Dataset records

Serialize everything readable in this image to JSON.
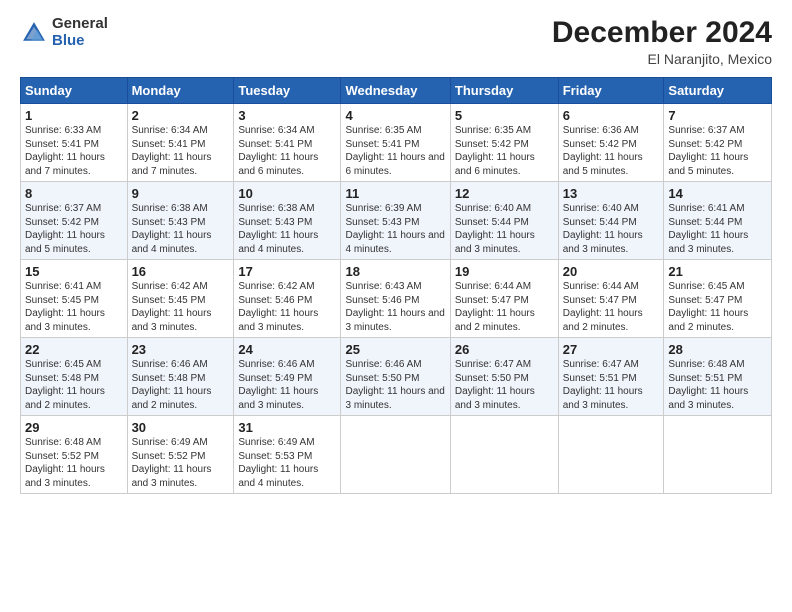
{
  "header": {
    "logo_general": "General",
    "logo_blue": "Blue",
    "month_year": "December 2024",
    "location": "El Naranjito, Mexico"
  },
  "days_of_week": [
    "Sunday",
    "Monday",
    "Tuesday",
    "Wednesday",
    "Thursday",
    "Friday",
    "Saturday"
  ],
  "weeks": [
    [
      {
        "day": "1",
        "sunrise": "6:33 AM",
        "sunset": "5:41 PM",
        "daylight": "11 hours and 7 minutes."
      },
      {
        "day": "2",
        "sunrise": "6:34 AM",
        "sunset": "5:41 PM",
        "daylight": "11 hours and 7 minutes."
      },
      {
        "day": "3",
        "sunrise": "6:34 AM",
        "sunset": "5:41 PM",
        "daylight": "11 hours and 6 minutes."
      },
      {
        "day": "4",
        "sunrise": "6:35 AM",
        "sunset": "5:41 PM",
        "daylight": "11 hours and 6 minutes."
      },
      {
        "day": "5",
        "sunrise": "6:35 AM",
        "sunset": "5:42 PM",
        "daylight": "11 hours and 6 minutes."
      },
      {
        "day": "6",
        "sunrise": "6:36 AM",
        "sunset": "5:42 PM",
        "daylight": "11 hours and 5 minutes."
      },
      {
        "day": "7",
        "sunrise": "6:37 AM",
        "sunset": "5:42 PM",
        "daylight": "11 hours and 5 minutes."
      }
    ],
    [
      {
        "day": "8",
        "sunrise": "6:37 AM",
        "sunset": "5:42 PM",
        "daylight": "11 hours and 5 minutes."
      },
      {
        "day": "9",
        "sunrise": "6:38 AM",
        "sunset": "5:43 PM",
        "daylight": "11 hours and 4 minutes."
      },
      {
        "day": "10",
        "sunrise": "6:38 AM",
        "sunset": "5:43 PM",
        "daylight": "11 hours and 4 minutes."
      },
      {
        "day": "11",
        "sunrise": "6:39 AM",
        "sunset": "5:43 PM",
        "daylight": "11 hours and 4 minutes."
      },
      {
        "day": "12",
        "sunrise": "6:40 AM",
        "sunset": "5:44 PM",
        "daylight": "11 hours and 3 minutes."
      },
      {
        "day": "13",
        "sunrise": "6:40 AM",
        "sunset": "5:44 PM",
        "daylight": "11 hours and 3 minutes."
      },
      {
        "day": "14",
        "sunrise": "6:41 AM",
        "sunset": "5:44 PM",
        "daylight": "11 hours and 3 minutes."
      }
    ],
    [
      {
        "day": "15",
        "sunrise": "6:41 AM",
        "sunset": "5:45 PM",
        "daylight": "11 hours and 3 minutes."
      },
      {
        "day": "16",
        "sunrise": "6:42 AM",
        "sunset": "5:45 PM",
        "daylight": "11 hours and 3 minutes."
      },
      {
        "day": "17",
        "sunrise": "6:42 AM",
        "sunset": "5:46 PM",
        "daylight": "11 hours and 3 minutes."
      },
      {
        "day": "18",
        "sunrise": "6:43 AM",
        "sunset": "5:46 PM",
        "daylight": "11 hours and 3 minutes."
      },
      {
        "day": "19",
        "sunrise": "6:44 AM",
        "sunset": "5:47 PM",
        "daylight": "11 hours and 2 minutes."
      },
      {
        "day": "20",
        "sunrise": "6:44 AM",
        "sunset": "5:47 PM",
        "daylight": "11 hours and 2 minutes."
      },
      {
        "day": "21",
        "sunrise": "6:45 AM",
        "sunset": "5:47 PM",
        "daylight": "11 hours and 2 minutes."
      }
    ],
    [
      {
        "day": "22",
        "sunrise": "6:45 AM",
        "sunset": "5:48 PM",
        "daylight": "11 hours and 2 minutes."
      },
      {
        "day": "23",
        "sunrise": "6:46 AM",
        "sunset": "5:48 PM",
        "daylight": "11 hours and 2 minutes."
      },
      {
        "day": "24",
        "sunrise": "6:46 AM",
        "sunset": "5:49 PM",
        "daylight": "11 hours and 3 minutes."
      },
      {
        "day": "25",
        "sunrise": "6:46 AM",
        "sunset": "5:50 PM",
        "daylight": "11 hours and 3 minutes."
      },
      {
        "day": "26",
        "sunrise": "6:47 AM",
        "sunset": "5:50 PM",
        "daylight": "11 hours and 3 minutes."
      },
      {
        "day": "27",
        "sunrise": "6:47 AM",
        "sunset": "5:51 PM",
        "daylight": "11 hours and 3 minutes."
      },
      {
        "day": "28",
        "sunrise": "6:48 AM",
        "sunset": "5:51 PM",
        "daylight": "11 hours and 3 minutes."
      }
    ],
    [
      {
        "day": "29",
        "sunrise": "6:48 AM",
        "sunset": "5:52 PM",
        "daylight": "11 hours and 3 minutes."
      },
      {
        "day": "30",
        "sunrise": "6:49 AM",
        "sunset": "5:52 PM",
        "daylight": "11 hours and 3 minutes."
      },
      {
        "day": "31",
        "sunrise": "6:49 AM",
        "sunset": "5:53 PM",
        "daylight": "11 hours and 4 minutes."
      },
      null,
      null,
      null,
      null
    ]
  ]
}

- The problem -
Each record must be quoted in full and exactly. Do not include the pictures.

- Correct output -
Serialize everything readable in this image to JSON.
{
  "header": {
    "logo_general": "General",
    "logo_blue": "Blue",
    "month_year": "December 2024",
    "location": "El Naranjito, Mexico"
  },
  "days_of_week": [
    "Sunday",
    "Monday",
    "Tuesday",
    "Wednesday",
    "Thursday",
    "Friday",
    "Saturday"
  ],
  "weeks": [
    [
      {
        "day": "1",
        "sunrise": "6:33 AM",
        "sunset": "5:41 PM",
        "daylight": "11 hours and 7 minutes."
      },
      {
        "day": "2",
        "sunrise": "6:34 AM",
        "sunset": "5:41 PM",
        "daylight": "11 hours and 7 minutes."
      },
      {
        "day": "3",
        "sunrise": "6:34 AM",
        "sunset": "5:41 PM",
        "daylight": "11 hours and 6 minutes."
      },
      {
        "day": "4",
        "sunrise": "6:35 AM",
        "sunset": "5:41 PM",
        "daylight": "11 hours and 6 minutes."
      },
      {
        "day": "5",
        "sunrise": "6:35 AM",
        "sunset": "5:42 PM",
        "daylight": "11 hours and 6 minutes."
      },
      {
        "day": "6",
        "sunrise": "6:36 AM",
        "sunset": "5:42 PM",
        "daylight": "11 hours and 5 minutes."
      },
      {
        "day": "7",
        "sunrise": "6:37 AM",
        "sunset": "5:42 PM",
        "daylight": "11 hours and 5 minutes."
      }
    ],
    [
      {
        "day": "8",
        "sunrise": "6:37 AM",
        "sunset": "5:42 PM",
        "daylight": "11 hours and 5 minutes."
      },
      {
        "day": "9",
        "sunrise": "6:38 AM",
        "sunset": "5:43 PM",
        "daylight": "11 hours and 4 minutes."
      },
      {
        "day": "10",
        "sunrise": "6:38 AM",
        "sunset": "5:43 PM",
        "daylight": "11 hours and 4 minutes."
      },
      {
        "day": "11",
        "sunrise": "6:39 AM",
        "sunset": "5:43 PM",
        "daylight": "11 hours and 4 minutes."
      },
      {
        "day": "12",
        "sunrise": "6:40 AM",
        "sunset": "5:44 PM",
        "daylight": "11 hours and 3 minutes."
      },
      {
        "day": "13",
        "sunrise": "6:40 AM",
        "sunset": "5:44 PM",
        "daylight": "11 hours and 3 minutes."
      },
      {
        "day": "14",
        "sunrise": "6:41 AM",
        "sunset": "5:44 PM",
        "daylight": "11 hours and 3 minutes."
      }
    ],
    [
      {
        "day": "15",
        "sunrise": "6:41 AM",
        "sunset": "5:45 PM",
        "daylight": "11 hours and 3 minutes."
      },
      {
        "day": "16",
        "sunrise": "6:42 AM",
        "sunset": "5:45 PM",
        "daylight": "11 hours and 3 minutes."
      },
      {
        "day": "17",
        "sunrise": "6:42 AM",
        "sunset": "5:46 PM",
        "daylight": "11 hours and 3 minutes."
      },
      {
        "day": "18",
        "sunrise": "6:43 AM",
        "sunset": "5:46 PM",
        "daylight": "11 hours and 3 minutes."
      },
      {
        "day": "19",
        "sunrise": "6:44 AM",
        "sunset": "5:47 PM",
        "daylight": "11 hours and 2 minutes."
      },
      {
        "day": "20",
        "sunrise": "6:44 AM",
        "sunset": "5:47 PM",
        "daylight": "11 hours and 2 minutes."
      },
      {
        "day": "21",
        "sunrise": "6:45 AM",
        "sunset": "5:47 PM",
        "daylight": "11 hours and 2 minutes."
      }
    ],
    [
      {
        "day": "22",
        "sunrise": "6:45 AM",
        "sunset": "5:48 PM",
        "daylight": "11 hours and 2 minutes."
      },
      {
        "day": "23",
        "sunrise": "6:46 AM",
        "sunset": "5:48 PM",
        "daylight": "11 hours and 2 minutes."
      },
      {
        "day": "24",
        "sunrise": "6:46 AM",
        "sunset": "5:49 PM",
        "daylight": "11 hours and 3 minutes."
      },
      {
        "day": "25",
        "sunrise": "6:46 AM",
        "sunset": "5:50 PM",
        "daylight": "11 hours and 3 minutes."
      },
      {
        "day": "26",
        "sunrise": "6:47 AM",
        "sunset": "5:50 PM",
        "daylight": "11 hours and 3 minutes."
      },
      {
        "day": "27",
        "sunrise": "6:47 AM",
        "sunset": "5:51 PM",
        "daylight": "11 hours and 3 minutes."
      },
      {
        "day": "28",
        "sunrise": "6:48 AM",
        "sunset": "5:51 PM",
        "daylight": "11 hours and 3 minutes."
      }
    ],
    [
      {
        "day": "29",
        "sunrise": "6:48 AM",
        "sunset": "5:52 PM",
        "daylight": "11 hours and 3 minutes."
      },
      {
        "day": "30",
        "sunrise": "6:49 AM",
        "sunset": "5:52 PM",
        "daylight": "11 hours and 3 minutes."
      },
      {
        "day": "31",
        "sunrise": "6:49 AM",
        "sunset": "5:53 PM",
        "daylight": "11 hours and 4 minutes."
      },
      null,
      null,
      null,
      null
    ]
  ]
}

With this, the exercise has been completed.